Identify each line containing the word "this" and copy it.

──────────────────────────────

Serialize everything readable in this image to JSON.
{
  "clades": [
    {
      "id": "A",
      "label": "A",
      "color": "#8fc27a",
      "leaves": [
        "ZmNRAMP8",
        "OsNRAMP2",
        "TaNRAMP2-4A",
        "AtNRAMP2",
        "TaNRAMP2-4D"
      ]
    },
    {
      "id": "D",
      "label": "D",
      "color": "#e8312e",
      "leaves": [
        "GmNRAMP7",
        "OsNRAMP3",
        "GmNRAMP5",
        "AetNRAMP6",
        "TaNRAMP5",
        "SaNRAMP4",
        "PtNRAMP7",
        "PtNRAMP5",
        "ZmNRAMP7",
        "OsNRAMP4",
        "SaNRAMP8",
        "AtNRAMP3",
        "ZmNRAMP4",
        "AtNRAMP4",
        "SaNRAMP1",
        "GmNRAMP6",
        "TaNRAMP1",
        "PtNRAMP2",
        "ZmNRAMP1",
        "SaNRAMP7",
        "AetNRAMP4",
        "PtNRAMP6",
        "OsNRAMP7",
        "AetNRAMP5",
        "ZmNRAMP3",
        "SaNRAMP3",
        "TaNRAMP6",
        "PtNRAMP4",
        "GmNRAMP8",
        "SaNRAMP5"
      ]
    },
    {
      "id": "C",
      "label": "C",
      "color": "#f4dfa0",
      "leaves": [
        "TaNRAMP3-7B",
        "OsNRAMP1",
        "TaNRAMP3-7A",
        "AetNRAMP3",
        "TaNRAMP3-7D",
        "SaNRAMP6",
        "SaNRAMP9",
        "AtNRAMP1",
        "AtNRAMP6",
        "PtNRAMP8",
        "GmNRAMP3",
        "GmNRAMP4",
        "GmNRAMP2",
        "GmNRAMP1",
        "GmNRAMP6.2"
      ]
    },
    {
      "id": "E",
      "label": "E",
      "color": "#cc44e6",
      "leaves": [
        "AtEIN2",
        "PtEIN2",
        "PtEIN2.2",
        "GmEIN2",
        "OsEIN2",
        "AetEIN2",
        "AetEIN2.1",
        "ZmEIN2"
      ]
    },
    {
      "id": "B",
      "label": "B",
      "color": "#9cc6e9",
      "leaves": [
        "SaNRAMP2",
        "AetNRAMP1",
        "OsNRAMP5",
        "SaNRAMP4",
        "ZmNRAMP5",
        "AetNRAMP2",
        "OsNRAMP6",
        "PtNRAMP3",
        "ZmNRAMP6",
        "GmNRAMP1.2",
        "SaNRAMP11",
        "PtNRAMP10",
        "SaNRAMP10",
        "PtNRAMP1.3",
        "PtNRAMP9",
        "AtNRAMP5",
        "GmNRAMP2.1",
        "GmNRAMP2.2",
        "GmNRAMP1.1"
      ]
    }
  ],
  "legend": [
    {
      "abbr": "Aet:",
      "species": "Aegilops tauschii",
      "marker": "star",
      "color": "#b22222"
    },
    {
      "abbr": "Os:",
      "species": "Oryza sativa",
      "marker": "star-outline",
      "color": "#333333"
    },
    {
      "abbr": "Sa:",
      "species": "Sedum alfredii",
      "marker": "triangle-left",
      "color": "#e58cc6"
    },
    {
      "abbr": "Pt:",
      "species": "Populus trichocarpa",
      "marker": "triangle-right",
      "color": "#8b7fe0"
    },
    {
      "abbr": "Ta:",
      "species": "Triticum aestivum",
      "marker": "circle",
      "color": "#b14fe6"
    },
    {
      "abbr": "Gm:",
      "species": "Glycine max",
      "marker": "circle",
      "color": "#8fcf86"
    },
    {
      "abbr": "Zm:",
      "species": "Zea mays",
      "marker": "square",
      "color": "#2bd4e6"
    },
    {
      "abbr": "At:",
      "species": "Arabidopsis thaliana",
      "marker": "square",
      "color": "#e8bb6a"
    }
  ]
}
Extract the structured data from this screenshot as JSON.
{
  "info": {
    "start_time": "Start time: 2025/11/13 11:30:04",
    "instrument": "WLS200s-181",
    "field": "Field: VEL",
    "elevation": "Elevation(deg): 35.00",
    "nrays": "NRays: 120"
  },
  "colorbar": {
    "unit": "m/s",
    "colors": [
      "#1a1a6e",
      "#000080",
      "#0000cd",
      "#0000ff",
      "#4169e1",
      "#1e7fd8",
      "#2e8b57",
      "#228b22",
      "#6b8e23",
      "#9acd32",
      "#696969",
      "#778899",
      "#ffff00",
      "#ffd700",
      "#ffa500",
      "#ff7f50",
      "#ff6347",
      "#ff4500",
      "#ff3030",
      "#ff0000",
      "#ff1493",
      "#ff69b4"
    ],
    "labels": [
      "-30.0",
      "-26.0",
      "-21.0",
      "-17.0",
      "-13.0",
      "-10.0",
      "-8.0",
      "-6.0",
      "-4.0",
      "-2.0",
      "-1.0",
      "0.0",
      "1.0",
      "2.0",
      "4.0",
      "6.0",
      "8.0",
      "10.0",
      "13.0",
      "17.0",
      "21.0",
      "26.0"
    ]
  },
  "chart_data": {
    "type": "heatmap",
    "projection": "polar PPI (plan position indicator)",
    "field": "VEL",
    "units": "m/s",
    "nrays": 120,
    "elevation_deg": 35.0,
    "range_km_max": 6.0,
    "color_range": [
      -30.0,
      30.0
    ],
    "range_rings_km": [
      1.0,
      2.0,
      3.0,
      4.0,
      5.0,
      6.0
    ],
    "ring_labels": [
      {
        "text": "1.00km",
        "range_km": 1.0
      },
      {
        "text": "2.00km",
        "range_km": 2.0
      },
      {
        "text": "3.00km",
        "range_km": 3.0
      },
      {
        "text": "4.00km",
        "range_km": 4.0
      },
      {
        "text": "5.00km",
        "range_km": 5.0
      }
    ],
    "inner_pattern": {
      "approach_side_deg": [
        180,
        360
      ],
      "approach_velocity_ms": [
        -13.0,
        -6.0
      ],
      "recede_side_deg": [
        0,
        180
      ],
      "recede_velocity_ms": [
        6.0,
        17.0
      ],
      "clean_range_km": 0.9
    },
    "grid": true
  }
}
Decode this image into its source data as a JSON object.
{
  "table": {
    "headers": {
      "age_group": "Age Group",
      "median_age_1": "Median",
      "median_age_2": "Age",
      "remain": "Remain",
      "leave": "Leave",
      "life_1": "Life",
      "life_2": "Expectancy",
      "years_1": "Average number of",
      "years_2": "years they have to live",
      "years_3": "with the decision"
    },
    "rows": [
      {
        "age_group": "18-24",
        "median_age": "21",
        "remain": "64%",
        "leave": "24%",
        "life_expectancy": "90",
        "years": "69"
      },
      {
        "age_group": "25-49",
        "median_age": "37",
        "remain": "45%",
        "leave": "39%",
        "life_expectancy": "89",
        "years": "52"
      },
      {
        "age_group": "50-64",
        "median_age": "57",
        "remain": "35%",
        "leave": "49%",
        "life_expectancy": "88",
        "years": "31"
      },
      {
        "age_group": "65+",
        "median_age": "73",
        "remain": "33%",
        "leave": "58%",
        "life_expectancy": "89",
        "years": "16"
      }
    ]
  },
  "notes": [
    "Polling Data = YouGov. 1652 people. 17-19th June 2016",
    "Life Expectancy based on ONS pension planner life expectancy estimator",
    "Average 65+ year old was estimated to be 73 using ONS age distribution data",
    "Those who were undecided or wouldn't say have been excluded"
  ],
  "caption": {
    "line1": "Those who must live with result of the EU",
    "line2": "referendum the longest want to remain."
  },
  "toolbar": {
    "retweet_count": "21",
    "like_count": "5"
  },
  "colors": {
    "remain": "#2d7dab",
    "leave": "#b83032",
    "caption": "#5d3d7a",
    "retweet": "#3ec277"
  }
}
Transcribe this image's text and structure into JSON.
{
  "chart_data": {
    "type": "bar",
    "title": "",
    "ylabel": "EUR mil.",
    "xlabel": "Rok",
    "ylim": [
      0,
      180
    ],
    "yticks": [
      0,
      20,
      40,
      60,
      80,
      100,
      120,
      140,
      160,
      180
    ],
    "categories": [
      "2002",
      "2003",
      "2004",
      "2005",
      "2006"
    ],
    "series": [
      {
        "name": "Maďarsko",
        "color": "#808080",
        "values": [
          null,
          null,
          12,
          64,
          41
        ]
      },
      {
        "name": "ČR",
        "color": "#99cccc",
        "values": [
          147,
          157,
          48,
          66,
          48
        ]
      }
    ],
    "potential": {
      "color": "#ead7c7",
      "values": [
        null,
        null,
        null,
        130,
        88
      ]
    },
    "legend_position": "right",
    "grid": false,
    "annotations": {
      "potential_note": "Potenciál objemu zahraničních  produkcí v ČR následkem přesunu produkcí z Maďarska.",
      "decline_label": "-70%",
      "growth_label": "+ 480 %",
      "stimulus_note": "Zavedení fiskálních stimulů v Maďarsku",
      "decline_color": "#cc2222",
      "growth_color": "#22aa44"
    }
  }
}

──────────────────────────────

* The solution *
Serialize everything readable in this image to JSON.
Extract the structured data from this screenshot as JSON.
Decode this image into its source data as a JSON object.
Transcribe this image's text and structure into JSON.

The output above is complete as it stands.